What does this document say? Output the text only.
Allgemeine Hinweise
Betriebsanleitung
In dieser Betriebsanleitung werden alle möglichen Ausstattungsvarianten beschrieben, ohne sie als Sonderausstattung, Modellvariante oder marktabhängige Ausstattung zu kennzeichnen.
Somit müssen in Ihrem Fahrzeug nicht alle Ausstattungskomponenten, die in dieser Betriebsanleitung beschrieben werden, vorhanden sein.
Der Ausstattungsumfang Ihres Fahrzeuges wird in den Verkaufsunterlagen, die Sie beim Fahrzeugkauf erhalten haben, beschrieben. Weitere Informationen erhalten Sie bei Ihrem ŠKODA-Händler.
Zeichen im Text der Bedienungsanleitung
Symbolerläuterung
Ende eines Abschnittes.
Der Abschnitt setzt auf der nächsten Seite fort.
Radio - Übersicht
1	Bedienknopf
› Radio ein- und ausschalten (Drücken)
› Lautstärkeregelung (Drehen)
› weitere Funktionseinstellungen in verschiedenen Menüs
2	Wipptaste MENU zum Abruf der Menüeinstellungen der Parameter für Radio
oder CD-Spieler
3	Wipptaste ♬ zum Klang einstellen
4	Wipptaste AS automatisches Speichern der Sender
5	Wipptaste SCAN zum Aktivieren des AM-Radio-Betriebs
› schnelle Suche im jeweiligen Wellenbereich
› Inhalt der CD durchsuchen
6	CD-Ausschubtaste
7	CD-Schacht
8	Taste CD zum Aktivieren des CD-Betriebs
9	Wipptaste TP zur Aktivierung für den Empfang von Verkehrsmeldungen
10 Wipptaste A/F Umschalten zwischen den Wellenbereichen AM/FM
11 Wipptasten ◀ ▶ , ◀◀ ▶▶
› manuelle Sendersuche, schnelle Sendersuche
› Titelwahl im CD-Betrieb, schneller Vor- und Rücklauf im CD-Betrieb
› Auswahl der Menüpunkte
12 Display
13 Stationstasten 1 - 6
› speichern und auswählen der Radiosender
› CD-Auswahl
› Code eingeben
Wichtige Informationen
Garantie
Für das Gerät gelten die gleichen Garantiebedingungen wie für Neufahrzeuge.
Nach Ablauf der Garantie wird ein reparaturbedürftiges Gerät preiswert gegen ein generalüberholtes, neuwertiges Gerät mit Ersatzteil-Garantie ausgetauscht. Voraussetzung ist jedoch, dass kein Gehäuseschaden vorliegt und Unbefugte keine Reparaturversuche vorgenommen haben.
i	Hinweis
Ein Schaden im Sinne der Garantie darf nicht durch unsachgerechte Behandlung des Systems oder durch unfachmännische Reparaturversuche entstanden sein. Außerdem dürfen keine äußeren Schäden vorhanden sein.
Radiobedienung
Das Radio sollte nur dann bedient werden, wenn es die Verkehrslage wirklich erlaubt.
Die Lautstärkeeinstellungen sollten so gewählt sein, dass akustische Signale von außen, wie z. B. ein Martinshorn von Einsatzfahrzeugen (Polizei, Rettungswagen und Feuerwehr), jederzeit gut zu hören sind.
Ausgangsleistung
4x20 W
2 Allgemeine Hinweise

________________________________________

→ **WORK TO COMPLETE**:
What is the number of lines in the listing above that contain the string "Ihrem"? Give only the number.

→ **TASK RESULT**:
2